> [Description of the task]: Will you give every entry again exactly as it stands?
#####
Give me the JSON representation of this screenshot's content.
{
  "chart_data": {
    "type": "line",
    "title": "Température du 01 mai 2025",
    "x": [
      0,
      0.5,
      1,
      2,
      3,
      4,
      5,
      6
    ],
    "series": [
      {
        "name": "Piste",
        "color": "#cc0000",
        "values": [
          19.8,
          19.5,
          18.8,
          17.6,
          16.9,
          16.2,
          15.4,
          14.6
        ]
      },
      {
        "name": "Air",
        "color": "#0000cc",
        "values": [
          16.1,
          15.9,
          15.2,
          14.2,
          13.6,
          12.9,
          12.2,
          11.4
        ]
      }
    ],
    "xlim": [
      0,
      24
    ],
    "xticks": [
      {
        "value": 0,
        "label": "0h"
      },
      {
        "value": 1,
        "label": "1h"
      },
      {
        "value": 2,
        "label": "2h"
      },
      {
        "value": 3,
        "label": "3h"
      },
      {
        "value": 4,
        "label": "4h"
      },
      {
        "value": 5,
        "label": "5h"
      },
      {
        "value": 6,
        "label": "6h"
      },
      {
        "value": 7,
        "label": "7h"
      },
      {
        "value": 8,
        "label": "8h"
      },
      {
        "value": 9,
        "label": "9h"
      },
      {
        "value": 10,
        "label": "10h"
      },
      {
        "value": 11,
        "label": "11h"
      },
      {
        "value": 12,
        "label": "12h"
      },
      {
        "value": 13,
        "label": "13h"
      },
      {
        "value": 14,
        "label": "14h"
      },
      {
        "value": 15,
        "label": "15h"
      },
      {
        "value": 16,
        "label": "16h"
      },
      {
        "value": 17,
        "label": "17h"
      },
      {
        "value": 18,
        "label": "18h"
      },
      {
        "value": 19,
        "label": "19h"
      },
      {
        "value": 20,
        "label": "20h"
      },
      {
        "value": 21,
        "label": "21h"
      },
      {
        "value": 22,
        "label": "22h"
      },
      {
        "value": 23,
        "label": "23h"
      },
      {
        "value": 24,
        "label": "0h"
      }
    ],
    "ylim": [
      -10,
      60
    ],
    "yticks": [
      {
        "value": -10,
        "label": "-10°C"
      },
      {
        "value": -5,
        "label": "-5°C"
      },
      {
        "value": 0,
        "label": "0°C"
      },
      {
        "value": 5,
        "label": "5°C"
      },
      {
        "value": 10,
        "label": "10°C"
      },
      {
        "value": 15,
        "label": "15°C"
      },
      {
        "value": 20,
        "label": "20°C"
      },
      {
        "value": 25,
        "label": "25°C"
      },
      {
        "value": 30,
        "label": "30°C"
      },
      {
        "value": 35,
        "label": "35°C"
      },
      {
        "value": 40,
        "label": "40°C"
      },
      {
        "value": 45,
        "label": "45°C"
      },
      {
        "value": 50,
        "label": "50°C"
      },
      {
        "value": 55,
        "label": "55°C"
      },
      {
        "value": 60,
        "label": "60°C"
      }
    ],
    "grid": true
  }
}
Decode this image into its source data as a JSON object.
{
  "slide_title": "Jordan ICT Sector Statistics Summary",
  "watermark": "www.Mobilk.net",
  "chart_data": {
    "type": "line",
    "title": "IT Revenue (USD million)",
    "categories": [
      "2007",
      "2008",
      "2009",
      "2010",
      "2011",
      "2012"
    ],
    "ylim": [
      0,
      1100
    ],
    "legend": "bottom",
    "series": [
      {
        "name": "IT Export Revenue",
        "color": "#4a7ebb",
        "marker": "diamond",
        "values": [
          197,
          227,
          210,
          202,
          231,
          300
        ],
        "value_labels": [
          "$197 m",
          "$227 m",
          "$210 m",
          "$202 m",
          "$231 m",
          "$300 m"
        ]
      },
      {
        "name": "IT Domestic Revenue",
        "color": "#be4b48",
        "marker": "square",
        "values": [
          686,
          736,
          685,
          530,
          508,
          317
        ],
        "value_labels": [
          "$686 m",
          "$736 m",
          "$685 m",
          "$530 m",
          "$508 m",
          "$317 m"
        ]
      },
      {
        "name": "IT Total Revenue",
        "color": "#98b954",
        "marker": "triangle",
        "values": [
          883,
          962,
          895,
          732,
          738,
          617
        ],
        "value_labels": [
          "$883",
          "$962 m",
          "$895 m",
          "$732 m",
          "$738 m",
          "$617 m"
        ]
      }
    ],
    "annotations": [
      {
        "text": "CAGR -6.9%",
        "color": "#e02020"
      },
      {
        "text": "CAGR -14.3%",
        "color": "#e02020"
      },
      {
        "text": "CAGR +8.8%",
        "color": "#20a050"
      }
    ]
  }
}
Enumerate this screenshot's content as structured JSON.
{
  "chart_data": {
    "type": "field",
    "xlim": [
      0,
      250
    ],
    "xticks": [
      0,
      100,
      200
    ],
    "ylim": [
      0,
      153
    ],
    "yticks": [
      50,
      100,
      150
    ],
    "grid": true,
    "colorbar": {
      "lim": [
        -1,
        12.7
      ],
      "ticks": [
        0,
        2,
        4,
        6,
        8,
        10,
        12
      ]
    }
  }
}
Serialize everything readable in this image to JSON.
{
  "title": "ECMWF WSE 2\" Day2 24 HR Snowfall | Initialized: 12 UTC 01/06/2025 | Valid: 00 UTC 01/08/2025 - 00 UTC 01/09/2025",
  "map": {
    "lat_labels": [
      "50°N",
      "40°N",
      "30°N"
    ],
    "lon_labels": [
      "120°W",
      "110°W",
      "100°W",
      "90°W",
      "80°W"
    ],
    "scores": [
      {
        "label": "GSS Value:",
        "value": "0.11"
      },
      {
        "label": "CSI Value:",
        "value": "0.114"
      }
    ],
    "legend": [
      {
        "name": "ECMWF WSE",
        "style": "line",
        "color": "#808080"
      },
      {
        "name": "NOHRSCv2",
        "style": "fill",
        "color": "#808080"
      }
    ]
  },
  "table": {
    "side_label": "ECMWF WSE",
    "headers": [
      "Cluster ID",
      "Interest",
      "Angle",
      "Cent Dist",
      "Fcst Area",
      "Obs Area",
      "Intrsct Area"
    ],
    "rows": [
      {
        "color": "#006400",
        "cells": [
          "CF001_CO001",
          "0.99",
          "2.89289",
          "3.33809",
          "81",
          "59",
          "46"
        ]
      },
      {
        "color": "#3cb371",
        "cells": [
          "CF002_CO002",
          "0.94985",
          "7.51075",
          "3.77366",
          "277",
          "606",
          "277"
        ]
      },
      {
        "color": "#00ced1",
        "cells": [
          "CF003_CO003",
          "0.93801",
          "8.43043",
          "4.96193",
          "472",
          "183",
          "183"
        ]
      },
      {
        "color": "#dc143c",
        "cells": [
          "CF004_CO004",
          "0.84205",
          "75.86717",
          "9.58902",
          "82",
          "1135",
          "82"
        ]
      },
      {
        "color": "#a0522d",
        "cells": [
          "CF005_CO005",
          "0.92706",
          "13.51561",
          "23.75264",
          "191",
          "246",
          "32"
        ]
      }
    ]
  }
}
#####
> [Written answer]:
Give me the JSON representation of this screenshot's content.
{
  "chart_data": {
    "type": "line",
    "title": "Température du 01 mai 2025",
    "x": [
      0,
      0.5,
      1,
      2,
      3,
      4,
      5,
      6
    ],
    "series": [
      {
        "name": "Piste",
        "color": "#cc0000",
        "values": [
          19.8,
          19.5,
          18.8,
          17.6,
          16.9,
          16.2,
          15.4,
          14.6
        ]
      },
      {
        "name": "Air",
        "color": "#0000cc",
        "values": [
          16.1,
          15.9,
          15.2,
          14.2,
          13.6,
          12.9,
          12.2,
          11.4
        ]
      }
    ],
    "xlim": [
      0,
      24
    ],
    "xticks": [
      {
        "value": 0,
        "label": "0h"
      },
      {
        "value": 1,
        "label": "1h"
      },
      {
        "value": 2,
        "label": "2h"
      },
      {
        "value": 3,
        "label": "3h"
      },
      {
        "value": 4,
        "label": "4h"
      },
      {
        "value": 5,
        "label": "5h"
      },
      {
        "value": 6,
        "label": "6h"
      },
      {
        "value": 7,
        "label": "7h"
      },
      {
        "value": 8,
        "label": "8h"
      },
      {
        "value": 9,
        "label": "9h"
      },
      {
        "value": 10,
        "label": "10h"
      },
      {
        "value": 11,
        "label": "11h"
      },
      {
        "value": 12,
        "label": "12h"
      },
      {
        "value": 13,
        "label": "13h"
      },
      {
        "value": 14,
        "label": "14h"
      },
      {
        "value": 15,
        "label": "15h"
      },
      {
        "value": 16,
        "label": "16h"
      },
      {
        "value": 17,
        "label": "17h"
      },
      {
        "value": 18,
        "label": "18h"
      },
      {
        "value": 19,
        "label": "19h"
      },
      {
        "value": 20,
        "label": "20h"
      },
      {
        "value": 21,
        "label": "21h"
      },
      {
        "value": 22,
        "label": "22h"
      },
      {
        "value": 23,
        "label": "23h"
      },
      {
        "value": 24,
        "label": "0h"
      }
    ],
    "ylim": [
      -10,
      60
    ],
    "yticks": [
      {
        "value": -10,
        "label": "-10°C"
      },
      {
        "value": -5,
        "label": "-5°C"
      },
      {
        "value": 0,
        "label": "0°C"
      },
      {
        "value": 5,
        "label": "5°C"
      },
      {
        "value": 10,
        "label": "10°C"
      },
      {
        "value": 15,
        "label": "15°C"
      },
      {
        "value": 20,
        "label": "20°C"
      },
      {
        "value": 25,
        "label": "25°C"
      },
      {
        "value": 30,
        "label": "30°C"
      },
      {
        "value": 35,
        "label": "35°C"
      },
      {
        "value": 40,
        "label": "40°C"
      },
      {
        "value": 45,
        "label": "45°C"
      },
      {
        "value": 50,
        "label": "50°C"
      },
      {
        "value": 55,
        "label": "55°C"
      },
      {
        "value": 60,
        "label": "60°C"
      }
    ],
    "grid": true
  }
}
Decode this image into its source data as a JSON object.
{
  "slide_title": "Jordan ICT Sector Statistics Summary",
  "watermark": "www.Mobilk.net",
  "chart_data": {
    "type": "line",
    "title": "IT Revenue (USD million)",
    "categories": [
      "2007",
      "2008",
      "2009",
      "2010",
      "2011",
      "2012"
    ],
    "ylim": [
      0,
      1100
    ],
    "legend": "bottom",
    "series": [
      {
        "name": "IT Export Revenue",
        "color": "#4a7ebb",
        "marker": "diamond",
        "values": [
          197,
          227,
          210,
          202,
          231,
          300
        ],
        "value_labels": [
          "$197 m",
          "$227 m",
          "$210 m",
          "$202 m",
          "$231 m",
          "$300 m"
        ]
      },
      {
        "name": "IT Domestic Revenue",
        "color": "#be4b48",
        "marker": "square",
        "values": [
          686,
          736,
          685,
          530,
          508,
          317
        ],
        "value_labels": [
          "$686 m",
          "$736 m",
          "$685 m",
          "$530 m",
          "$508 m",
          "$317 m"
        ]
      },
      {
        "name": "IT Total Revenue",
        "color": "#98b954",
        "marker": "triangle",
        "values": [
          883,
          962,
          895,
          732,
          738,
          617
        ],
        "value_labels": [
          "$883",
          "$962 m",
          "$895 m",
          "$732 m",
          "$738 m",
          "$617 m"
        ]
      }
    ],
    "annotations": [
      {
        "text": "CAGR -6.9%",
        "color": "#e02020"
      },
      {
        "text": "CAGR -14.3%",
        "color": "#e02020"
      },
      {
        "text": "CAGR +8.8%",
        "color": "#20a050"
      }
    ]
  }
}
Enumerate this screenshot's content as structured JSON.
{
  "chart_data": {
    "type": "field",
    "xlim": [
      0,
      250
    ],
    "xticks": [
      0,
      100,
      200
    ],
    "ylim": [
      0,
      153
    ],
    "yticks": [
      50,
      100,
      150
    ],
    "grid": true,
    "colorbar": {
      "lim": [
        -1,
        12.7
      ],
      "ticks": [
        0,
        2,
        4,
        6,
        8,
        10,
        12
      ]
    }
  }
}
Serialize everything readable in this image to JSON.
{
  "title": "ECMWF WSE 2\" Day2 24 HR Snowfall | Initialized: 12 UTC 01/06/2025 | Valid: 00 UTC 01/08/2025 - 00 UTC 01/09/2025",
  "map": {
    "lat_labels": [
      "50°N",
      "40°N",
      "30°N"
    ],
    "lon_labels": [
      "120°W",
      "110°W",
      "100°W",
      "90°W",
      "80°W"
    ],
    "scores": [
      {
        "label": "GSS Value:",
        "value": "0.11"
      },
      {
        "label": "CSI Value:",
        "value": "0.114"
      }
    ],
    "legend": [
      {
        "name": "ECMWF WSE",
        "style": "line",
        "color": "#808080"
      },
      {
        "name": "NOHRSCv2",
        "style": "fill",
        "color": "#808080"
      }
    ]
  },
  "table": {
    "side_label": "ECMWF WSE",
    "headers": [
      "Cluster ID",
      "Interest",
      "Angle",
      "Cent Dist",
      "Fcst Area",
      "Obs Area",
      "Intrsct Area"
    ],
    "rows": [
      {
        "color": "#006400",
        "cells": [
          "CF001_CO001",
          "0.99",
          "2.89289",
          "3.33809",
          "81",
          "59",
          "46"
        ]
      },
      {
        "color": "#3cb371",
        "cells": [
          "CF002_CO002",
          "0.94985",
          "7.51075",
          "3.77366",
          "277",
          "606",
          "277"
        ]
      },
      {
        "color": "#00ced1",
        "cells": [
          "CF003_CO003",
          "0.93801",
          "8.43043",
          "4.96193",
          "472",
          "183",
          "183"
        ]
      },
      {
        "color": "#dc143c",
        "cells": [
          "CF004_CO004",
          "0.84205",
          "75.86717",
          "9.58902",
          "82",
          "1135",
          "82"
        ]
      },
      {
        "color": "#a0522d",
        "cells": [
          "CF005_CO005",
          "0.92706",
          "13.51561",
          "23.75264",
          "191",
          "246",
          "32"
        ]
      }
    ]
  }
}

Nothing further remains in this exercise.